What is required>
Each record must be reproduced exactly as it is shown.

Provided material>
-- BEGIN --
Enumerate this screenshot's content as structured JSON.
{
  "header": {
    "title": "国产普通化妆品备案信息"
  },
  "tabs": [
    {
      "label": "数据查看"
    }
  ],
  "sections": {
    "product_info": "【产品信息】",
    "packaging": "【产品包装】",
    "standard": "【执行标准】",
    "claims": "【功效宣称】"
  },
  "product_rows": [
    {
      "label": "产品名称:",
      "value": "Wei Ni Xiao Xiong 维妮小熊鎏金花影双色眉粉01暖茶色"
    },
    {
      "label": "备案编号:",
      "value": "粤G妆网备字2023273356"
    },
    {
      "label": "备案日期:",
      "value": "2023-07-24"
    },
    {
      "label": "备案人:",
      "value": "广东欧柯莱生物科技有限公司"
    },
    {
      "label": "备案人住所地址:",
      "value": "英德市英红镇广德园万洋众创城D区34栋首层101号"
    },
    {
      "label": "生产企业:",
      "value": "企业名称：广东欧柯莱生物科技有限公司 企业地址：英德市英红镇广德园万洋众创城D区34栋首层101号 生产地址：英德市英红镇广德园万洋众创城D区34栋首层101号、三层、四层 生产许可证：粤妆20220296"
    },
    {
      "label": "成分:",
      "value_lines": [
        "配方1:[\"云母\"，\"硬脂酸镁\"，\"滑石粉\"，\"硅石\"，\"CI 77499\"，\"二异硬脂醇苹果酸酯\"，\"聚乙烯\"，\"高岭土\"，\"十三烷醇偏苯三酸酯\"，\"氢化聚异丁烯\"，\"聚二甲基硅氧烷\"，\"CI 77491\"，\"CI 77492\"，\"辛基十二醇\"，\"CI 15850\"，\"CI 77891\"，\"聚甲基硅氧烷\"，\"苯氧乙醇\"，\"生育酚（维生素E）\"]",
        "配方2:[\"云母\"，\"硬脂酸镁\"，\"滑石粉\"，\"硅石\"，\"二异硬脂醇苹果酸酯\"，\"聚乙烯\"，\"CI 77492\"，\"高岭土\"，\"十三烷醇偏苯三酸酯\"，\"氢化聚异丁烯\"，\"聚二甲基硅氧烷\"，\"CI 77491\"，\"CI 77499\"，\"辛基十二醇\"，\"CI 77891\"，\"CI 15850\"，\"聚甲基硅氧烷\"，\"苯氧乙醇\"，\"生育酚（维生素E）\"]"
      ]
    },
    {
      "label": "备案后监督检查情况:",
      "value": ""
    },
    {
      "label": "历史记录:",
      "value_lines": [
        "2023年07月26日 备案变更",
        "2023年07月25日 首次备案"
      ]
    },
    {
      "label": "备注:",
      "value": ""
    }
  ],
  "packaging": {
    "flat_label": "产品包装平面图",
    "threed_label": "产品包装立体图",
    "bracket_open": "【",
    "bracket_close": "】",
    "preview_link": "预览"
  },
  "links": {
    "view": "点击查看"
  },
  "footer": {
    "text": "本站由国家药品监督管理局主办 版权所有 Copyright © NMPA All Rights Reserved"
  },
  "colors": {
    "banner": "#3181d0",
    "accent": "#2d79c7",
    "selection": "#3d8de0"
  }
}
-- END --
Solution for this task>
Enumerate this screenshot's content as structured JSON.
{
  "header": {
    "title": "国产普通化妆品备案信息"
  },
  "tabs": [
    {
      "label": "数据查看"
    }
  ],
  "sections": {
    "product_info": "【产品信息】",
    "packaging": "【产品包装】",
    "standard": "【执行标准】",
    "claims": "【功效宣称】"
  },
  "product_rows": [
    {
      "label": "产品名称:",
      "value": "Wei Ni Xiao Xiong 维妮小熊鎏金花影双色眉粉01暖茶色"
    },
    {
      "label": "备案编号:",
      "value": "粤G妆网备字2023273356"
    },
    {
      "label": "备案日期:",
      "value": "2023-07-24"
    },
    {
      "label": "备案人:",
      "value": "广东欧柯莱生物科技有限公司"
    },
    {
      "label": "备案人住所地址:",
      "value": "英德市英红镇广德园万洋众创城D区34栋首层101号"
    },
    {
      "label": "生产企业:",
      "value": "企业名称：广东欧柯莱生物科技有限公司 企业地址：英德市英红镇广德园万洋众创城D区34栋首层101号 生产地址：英德市英红镇广德园万洋众创城D区34栋首层101号、三层、四层 生产许可证：粤妆20220296"
    },
    {
      "label": "成分:",
      "value_lines": [
        "配方1:[\"云母\"，\"硬脂酸镁\"，\"滑石粉\"，\"硅石\"，\"CI 77499\"，\"二异硬脂醇苹果酸酯\"，\"聚乙烯\"，\"高岭土\"，\"十三烷醇偏苯三酸酯\"，\"氢化聚异丁烯\"，\"聚二甲基硅氧烷\"，\"CI 77491\"，\"CI 77492\"，\"辛基十二醇\"，\"CI 15850\"，\"CI 77891\"，\"聚甲基硅氧烷\"，\"苯氧乙醇\"，\"生育酚（维生素E）\"]",
        "配方2:[\"云母\"，\"硬脂酸镁\"，\"滑石粉\"，\"硅石\"，\"二异硬脂醇苹果酸酯\"，\"聚乙烯\"，\"CI 77492\"，\"高岭土\"，\"十三烷醇偏苯三酸酯\"，\"氢化聚异丁烯\"，\"聚二甲基硅氧烷\"，\"CI 77491\"，\"CI 77499\"，\"辛基十二醇\"，\"CI 77891\"，\"CI 15850\"，\"聚甲基硅氧烷\"，\"苯氧乙醇\"，\"生育酚（维生素E）\"]"
      ]
    },
    {
      "label": "备案后监督检查情况:",
      "value": ""
    },
    {
      "label": "历史记录:",
      "value_lines": [
        "2023年07月26日 备案变更",
        "2023年07月25日 首次备案"
      ]
    },
    {
      "label": "备注:",
      "value": ""
    }
  ],
  "packaging": {
    "flat_label": "产品包装平面图",
    "threed_label": "产品包装立体图",
    "bracket_open": "【",
    "bracket_close": "】",
    "preview_link": "预览"
  },
  "links": {
    "view": "点击查看"
  },
  "footer": {
    "text": "本站由国家药品监督管理局主办 版权所有 Copyright © NMPA All Rights Reserved"
  },
  "colors": {
    "banner": "#3181d0",
    "accent": "#2d79c7",
    "selection": "#3d8de0"
  }
}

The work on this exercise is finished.